_DATA SUPPLIED_
_____

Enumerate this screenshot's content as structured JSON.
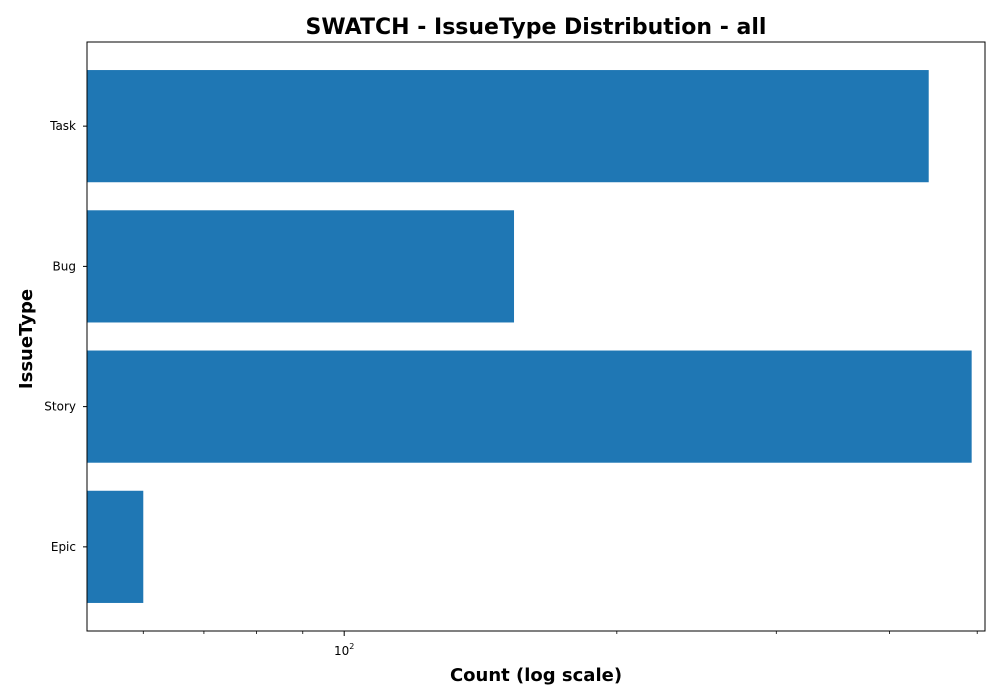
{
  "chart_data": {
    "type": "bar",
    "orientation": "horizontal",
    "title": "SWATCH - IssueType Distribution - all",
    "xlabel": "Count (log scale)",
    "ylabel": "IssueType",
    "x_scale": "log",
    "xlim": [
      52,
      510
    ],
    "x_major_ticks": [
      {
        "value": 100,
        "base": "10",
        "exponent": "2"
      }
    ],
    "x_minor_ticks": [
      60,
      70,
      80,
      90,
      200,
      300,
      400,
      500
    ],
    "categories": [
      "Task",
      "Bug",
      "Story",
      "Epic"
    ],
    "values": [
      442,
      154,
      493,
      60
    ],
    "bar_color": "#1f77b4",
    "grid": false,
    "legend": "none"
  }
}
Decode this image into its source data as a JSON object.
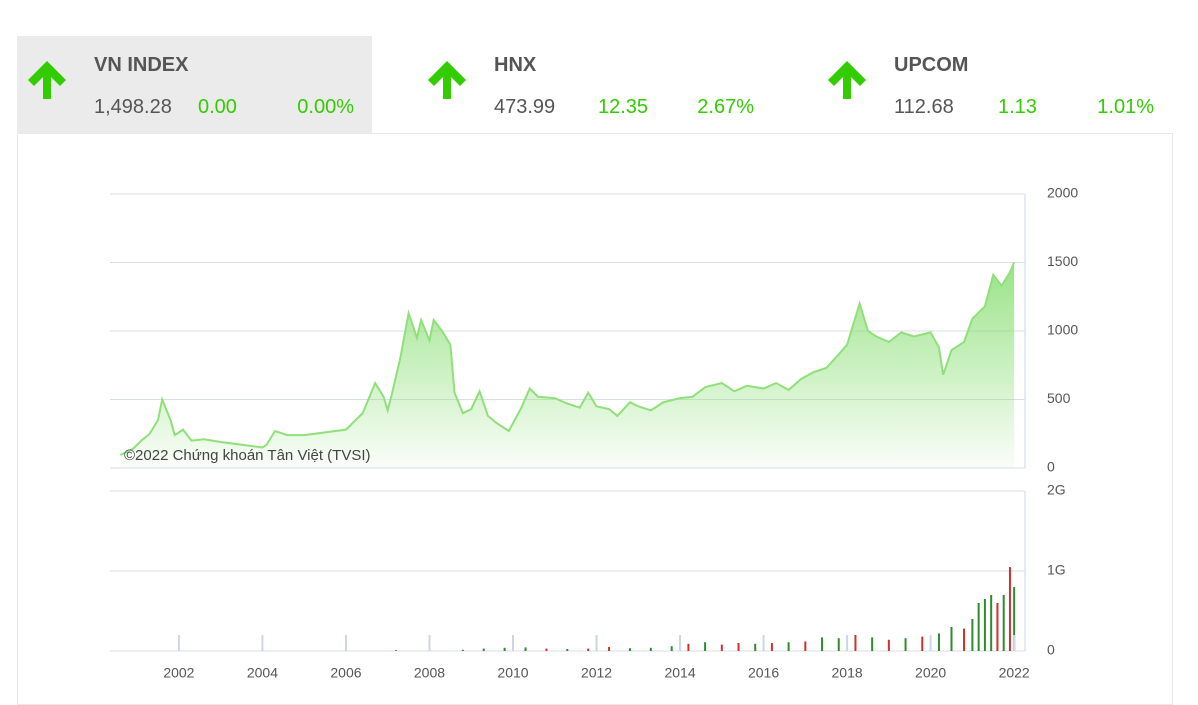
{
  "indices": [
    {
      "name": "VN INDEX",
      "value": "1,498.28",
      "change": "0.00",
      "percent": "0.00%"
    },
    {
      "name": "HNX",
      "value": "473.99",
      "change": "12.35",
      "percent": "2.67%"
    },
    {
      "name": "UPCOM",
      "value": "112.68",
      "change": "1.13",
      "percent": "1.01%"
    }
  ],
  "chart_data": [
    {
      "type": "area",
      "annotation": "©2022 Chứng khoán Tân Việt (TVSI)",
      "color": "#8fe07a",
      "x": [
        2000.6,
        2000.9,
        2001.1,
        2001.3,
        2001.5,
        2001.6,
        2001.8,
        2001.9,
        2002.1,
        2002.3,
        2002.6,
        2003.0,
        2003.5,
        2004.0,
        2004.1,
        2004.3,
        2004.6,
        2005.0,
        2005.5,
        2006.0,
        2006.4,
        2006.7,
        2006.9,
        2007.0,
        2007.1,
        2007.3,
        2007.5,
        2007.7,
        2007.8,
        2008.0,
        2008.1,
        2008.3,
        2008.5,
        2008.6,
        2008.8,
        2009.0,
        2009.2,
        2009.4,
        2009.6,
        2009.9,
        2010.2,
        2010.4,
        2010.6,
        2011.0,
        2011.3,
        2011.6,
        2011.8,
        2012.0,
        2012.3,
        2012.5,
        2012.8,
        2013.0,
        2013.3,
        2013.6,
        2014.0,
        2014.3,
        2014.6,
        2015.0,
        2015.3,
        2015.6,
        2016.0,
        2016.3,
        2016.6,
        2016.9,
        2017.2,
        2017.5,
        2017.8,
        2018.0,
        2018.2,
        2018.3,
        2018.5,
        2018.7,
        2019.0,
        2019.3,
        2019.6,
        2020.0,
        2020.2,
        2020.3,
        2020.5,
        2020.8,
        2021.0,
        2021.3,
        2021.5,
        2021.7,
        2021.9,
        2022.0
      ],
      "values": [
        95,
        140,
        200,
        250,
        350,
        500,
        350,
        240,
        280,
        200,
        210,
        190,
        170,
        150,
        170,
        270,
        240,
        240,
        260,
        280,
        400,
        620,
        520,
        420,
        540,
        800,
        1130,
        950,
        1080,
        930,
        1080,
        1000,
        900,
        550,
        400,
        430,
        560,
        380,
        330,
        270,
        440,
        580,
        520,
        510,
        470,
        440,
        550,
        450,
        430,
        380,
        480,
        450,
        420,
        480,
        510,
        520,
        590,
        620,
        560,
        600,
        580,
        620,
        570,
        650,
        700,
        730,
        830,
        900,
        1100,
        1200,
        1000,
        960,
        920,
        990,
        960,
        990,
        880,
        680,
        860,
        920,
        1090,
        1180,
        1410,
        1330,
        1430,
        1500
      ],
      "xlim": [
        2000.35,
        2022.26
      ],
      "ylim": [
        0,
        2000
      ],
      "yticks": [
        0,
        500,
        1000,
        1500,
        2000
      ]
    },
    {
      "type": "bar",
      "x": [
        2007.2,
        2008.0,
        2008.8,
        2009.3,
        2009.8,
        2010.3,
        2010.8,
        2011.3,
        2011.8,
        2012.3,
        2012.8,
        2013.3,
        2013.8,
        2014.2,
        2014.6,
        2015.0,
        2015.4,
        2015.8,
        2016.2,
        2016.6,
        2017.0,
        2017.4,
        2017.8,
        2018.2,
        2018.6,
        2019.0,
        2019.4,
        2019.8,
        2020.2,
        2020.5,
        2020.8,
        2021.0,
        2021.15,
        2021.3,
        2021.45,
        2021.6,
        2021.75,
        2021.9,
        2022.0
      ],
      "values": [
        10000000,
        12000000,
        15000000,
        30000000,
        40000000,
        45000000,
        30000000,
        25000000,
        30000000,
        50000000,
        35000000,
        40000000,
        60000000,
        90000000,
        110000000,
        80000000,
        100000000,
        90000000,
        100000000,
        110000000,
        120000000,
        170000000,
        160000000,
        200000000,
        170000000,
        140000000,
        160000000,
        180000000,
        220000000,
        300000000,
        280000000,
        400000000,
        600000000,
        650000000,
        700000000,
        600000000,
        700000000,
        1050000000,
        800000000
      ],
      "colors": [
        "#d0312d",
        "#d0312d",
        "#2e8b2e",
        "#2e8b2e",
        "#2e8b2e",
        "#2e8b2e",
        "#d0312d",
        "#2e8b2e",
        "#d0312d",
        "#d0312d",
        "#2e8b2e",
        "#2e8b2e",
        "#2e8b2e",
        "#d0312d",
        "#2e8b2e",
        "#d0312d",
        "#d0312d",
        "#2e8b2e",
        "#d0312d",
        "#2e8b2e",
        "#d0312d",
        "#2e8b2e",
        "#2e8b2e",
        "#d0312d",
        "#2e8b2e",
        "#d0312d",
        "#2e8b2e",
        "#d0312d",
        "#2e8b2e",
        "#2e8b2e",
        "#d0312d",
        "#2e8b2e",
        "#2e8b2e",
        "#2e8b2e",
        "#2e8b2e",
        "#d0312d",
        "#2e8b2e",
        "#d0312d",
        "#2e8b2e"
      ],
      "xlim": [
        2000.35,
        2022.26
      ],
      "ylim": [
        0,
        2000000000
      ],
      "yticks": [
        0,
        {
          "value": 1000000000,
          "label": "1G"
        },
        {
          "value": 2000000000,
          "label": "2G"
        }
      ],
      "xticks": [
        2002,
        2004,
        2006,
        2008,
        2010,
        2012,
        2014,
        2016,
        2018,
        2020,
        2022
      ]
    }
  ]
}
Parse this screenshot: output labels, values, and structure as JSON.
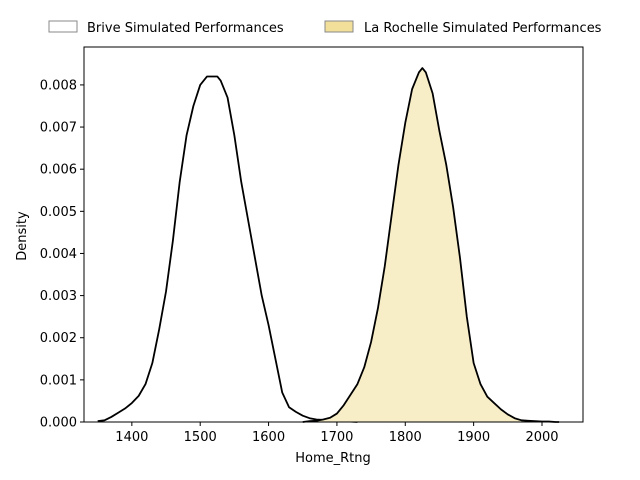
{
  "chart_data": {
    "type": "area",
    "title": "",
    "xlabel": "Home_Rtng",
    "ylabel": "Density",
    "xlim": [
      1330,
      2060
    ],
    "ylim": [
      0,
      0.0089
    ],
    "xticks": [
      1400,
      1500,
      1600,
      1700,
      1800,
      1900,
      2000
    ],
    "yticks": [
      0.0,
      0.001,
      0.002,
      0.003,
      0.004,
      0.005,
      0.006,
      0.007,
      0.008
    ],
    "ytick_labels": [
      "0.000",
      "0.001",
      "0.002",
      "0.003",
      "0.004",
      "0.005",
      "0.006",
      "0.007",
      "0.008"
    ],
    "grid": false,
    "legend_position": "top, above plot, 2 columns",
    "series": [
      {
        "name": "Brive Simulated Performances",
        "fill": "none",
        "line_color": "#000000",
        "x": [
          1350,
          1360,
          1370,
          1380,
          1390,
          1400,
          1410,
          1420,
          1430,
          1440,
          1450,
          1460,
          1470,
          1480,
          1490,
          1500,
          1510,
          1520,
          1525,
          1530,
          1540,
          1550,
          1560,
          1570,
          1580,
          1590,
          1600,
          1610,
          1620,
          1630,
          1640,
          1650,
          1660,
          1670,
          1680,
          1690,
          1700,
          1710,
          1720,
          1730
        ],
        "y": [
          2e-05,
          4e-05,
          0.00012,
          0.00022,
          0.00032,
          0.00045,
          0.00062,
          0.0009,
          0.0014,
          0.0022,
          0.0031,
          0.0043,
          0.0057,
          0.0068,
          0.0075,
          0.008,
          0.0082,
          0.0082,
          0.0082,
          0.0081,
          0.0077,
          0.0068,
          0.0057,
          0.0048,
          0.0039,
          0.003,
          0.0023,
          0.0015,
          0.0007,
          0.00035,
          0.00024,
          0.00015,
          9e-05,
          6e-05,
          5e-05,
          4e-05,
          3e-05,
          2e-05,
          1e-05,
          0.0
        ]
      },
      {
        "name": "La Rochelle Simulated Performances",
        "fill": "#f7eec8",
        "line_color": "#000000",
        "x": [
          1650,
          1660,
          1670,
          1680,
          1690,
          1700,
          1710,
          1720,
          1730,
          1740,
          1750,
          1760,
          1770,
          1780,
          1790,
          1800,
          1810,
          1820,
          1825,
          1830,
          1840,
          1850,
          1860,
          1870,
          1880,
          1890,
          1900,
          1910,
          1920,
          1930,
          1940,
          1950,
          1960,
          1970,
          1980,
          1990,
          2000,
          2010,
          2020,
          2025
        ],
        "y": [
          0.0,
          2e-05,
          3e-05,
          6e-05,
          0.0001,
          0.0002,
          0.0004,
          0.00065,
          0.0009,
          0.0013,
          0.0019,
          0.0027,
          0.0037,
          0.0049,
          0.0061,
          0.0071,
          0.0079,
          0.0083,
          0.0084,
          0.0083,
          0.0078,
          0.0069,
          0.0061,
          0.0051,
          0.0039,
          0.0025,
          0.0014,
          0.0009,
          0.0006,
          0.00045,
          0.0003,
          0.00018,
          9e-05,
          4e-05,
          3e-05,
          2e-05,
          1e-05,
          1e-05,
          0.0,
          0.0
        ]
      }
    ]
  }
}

_____

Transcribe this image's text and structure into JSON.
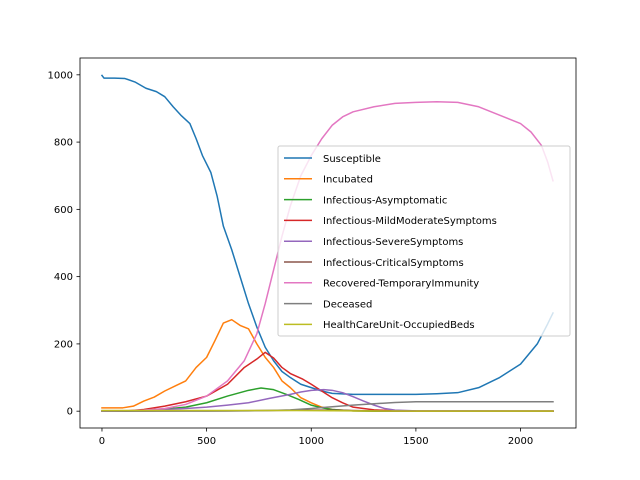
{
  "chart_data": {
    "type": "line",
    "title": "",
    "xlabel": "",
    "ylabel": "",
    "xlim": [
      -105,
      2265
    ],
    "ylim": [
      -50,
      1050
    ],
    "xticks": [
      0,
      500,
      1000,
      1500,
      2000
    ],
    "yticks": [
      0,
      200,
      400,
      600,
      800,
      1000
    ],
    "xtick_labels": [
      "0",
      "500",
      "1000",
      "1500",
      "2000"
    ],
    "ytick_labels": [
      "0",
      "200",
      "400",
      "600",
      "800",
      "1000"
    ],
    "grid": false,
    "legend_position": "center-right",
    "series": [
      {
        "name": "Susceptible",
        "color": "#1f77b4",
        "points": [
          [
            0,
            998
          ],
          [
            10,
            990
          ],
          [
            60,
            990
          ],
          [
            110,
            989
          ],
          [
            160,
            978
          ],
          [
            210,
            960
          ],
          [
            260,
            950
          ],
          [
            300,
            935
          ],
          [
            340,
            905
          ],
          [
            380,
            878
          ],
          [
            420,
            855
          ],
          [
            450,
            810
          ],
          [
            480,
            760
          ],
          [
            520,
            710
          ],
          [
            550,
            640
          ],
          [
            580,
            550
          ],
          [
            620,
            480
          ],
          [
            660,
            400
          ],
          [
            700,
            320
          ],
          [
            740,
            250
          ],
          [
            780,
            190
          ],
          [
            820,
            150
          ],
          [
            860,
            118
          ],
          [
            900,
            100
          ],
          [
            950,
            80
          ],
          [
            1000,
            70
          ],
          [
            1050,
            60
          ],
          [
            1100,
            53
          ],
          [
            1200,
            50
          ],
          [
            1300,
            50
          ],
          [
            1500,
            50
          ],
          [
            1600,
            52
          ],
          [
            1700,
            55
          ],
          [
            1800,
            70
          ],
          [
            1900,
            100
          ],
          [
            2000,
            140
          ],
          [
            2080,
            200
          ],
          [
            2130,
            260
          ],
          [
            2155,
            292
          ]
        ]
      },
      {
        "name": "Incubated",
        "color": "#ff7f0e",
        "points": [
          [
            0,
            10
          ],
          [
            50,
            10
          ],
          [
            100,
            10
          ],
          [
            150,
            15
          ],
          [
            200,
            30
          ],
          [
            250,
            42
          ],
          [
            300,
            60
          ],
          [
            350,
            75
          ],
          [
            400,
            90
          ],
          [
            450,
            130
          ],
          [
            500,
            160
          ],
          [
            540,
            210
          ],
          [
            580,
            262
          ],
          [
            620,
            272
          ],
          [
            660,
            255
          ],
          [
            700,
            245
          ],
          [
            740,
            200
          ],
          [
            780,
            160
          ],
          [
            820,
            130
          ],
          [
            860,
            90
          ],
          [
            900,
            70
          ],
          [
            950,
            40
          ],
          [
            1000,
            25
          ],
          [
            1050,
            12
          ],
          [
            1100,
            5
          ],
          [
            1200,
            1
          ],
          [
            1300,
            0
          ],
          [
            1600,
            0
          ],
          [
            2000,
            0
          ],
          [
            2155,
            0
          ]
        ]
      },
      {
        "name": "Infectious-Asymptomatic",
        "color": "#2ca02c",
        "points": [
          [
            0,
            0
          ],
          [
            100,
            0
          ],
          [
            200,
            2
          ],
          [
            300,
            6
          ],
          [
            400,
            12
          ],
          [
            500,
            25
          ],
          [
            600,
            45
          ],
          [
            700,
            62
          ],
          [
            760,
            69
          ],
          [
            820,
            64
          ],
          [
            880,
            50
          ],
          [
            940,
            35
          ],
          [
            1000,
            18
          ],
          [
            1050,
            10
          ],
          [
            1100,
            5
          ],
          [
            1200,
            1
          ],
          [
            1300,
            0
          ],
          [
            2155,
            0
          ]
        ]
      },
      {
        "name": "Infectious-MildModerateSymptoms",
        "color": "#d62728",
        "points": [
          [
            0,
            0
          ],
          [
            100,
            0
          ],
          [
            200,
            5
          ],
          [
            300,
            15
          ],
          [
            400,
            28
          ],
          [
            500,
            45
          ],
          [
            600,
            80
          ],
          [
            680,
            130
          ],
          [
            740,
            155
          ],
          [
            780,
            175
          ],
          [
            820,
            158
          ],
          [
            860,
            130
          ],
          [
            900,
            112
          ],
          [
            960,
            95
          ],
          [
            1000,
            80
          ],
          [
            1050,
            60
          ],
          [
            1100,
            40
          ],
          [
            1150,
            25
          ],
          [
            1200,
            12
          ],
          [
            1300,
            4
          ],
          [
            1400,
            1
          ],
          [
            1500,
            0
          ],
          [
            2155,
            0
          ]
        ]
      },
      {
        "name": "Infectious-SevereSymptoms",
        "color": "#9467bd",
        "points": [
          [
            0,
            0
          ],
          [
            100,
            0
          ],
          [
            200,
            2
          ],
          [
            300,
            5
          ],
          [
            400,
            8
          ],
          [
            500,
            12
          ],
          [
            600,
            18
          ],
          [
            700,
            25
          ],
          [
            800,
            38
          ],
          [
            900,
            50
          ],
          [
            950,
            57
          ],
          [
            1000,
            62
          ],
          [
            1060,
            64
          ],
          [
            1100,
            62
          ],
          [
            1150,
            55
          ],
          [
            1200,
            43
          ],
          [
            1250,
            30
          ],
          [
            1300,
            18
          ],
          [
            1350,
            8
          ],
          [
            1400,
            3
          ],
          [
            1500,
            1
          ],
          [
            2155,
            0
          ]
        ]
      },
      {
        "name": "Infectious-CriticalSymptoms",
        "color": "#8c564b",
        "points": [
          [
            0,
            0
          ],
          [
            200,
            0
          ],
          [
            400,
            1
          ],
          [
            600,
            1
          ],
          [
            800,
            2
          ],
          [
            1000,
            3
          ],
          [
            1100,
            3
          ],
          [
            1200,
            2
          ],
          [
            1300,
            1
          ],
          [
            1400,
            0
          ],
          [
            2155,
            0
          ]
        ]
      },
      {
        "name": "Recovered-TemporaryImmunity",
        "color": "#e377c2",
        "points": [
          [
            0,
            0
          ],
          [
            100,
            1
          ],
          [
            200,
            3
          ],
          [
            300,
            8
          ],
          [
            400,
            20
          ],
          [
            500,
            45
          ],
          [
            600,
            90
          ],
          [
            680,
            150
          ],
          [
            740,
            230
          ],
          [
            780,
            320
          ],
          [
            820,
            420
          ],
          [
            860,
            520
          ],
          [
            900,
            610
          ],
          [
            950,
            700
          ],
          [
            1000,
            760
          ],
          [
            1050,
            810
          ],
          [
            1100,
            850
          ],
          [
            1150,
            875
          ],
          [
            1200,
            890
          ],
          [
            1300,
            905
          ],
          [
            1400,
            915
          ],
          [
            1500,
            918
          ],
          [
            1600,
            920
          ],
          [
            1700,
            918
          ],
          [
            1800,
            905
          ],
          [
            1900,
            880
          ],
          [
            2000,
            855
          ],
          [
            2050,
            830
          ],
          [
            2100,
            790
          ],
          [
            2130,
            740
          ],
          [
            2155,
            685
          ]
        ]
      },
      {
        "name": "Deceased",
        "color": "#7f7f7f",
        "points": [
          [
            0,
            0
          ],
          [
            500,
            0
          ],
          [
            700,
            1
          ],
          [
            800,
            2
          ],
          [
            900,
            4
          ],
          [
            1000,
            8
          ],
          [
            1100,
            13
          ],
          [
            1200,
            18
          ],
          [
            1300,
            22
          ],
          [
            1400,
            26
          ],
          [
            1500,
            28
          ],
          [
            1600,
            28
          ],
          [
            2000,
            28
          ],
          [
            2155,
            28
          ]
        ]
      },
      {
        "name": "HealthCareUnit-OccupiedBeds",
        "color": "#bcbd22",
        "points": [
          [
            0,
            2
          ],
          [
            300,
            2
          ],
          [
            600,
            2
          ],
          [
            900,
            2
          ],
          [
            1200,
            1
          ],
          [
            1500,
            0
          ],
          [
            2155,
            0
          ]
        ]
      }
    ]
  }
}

_____

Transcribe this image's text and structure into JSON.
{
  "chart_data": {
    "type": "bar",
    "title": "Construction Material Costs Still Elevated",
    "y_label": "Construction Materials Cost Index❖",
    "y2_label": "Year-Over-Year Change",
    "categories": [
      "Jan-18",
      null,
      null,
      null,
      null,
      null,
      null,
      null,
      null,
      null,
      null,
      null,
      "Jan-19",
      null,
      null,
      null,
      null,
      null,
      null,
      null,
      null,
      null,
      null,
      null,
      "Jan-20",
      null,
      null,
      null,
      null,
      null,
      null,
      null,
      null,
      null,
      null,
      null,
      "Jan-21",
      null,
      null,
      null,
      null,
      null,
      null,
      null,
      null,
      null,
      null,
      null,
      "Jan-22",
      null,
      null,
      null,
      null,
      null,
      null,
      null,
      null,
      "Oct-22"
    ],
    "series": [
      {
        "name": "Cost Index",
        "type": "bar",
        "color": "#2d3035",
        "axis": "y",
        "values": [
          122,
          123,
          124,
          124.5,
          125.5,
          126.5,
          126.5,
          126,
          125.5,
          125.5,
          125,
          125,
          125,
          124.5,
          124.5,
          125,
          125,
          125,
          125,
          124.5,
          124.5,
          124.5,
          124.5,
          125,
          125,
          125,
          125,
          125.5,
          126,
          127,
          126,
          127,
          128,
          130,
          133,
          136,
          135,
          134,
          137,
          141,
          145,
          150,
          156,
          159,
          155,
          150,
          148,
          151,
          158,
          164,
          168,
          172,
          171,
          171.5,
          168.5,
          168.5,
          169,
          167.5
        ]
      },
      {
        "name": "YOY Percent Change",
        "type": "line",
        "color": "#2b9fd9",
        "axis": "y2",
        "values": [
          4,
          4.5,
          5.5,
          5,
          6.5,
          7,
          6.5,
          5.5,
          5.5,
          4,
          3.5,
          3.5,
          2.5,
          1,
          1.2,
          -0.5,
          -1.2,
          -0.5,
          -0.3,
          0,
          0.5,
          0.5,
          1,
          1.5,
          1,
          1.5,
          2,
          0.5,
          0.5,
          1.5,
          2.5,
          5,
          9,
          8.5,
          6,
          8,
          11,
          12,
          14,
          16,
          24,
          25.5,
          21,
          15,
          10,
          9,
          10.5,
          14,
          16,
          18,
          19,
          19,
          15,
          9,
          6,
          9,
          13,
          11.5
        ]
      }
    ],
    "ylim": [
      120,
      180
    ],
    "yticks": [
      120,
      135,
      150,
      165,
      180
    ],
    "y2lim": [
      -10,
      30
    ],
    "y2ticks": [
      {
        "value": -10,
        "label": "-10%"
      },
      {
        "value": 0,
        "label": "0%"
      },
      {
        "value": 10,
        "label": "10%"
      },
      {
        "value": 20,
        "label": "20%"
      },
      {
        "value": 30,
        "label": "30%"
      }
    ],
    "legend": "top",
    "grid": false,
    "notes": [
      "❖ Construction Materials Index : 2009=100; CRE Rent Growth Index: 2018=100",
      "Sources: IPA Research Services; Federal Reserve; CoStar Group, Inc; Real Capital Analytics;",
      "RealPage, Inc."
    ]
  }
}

_____

_STATED TASK_
Search the entries for the word "JSON" and gather every line where it appears.

_CORRECT ANSWER_
Enumerate this screenshot's content as structured JSON.
Decode this image into its source data as a JSON object.
Parse this screenshot: output labels, values, and structure as JSON.
Transcribe this image's text and structure into JSON.
Transcribe this image's text and structure into JSON.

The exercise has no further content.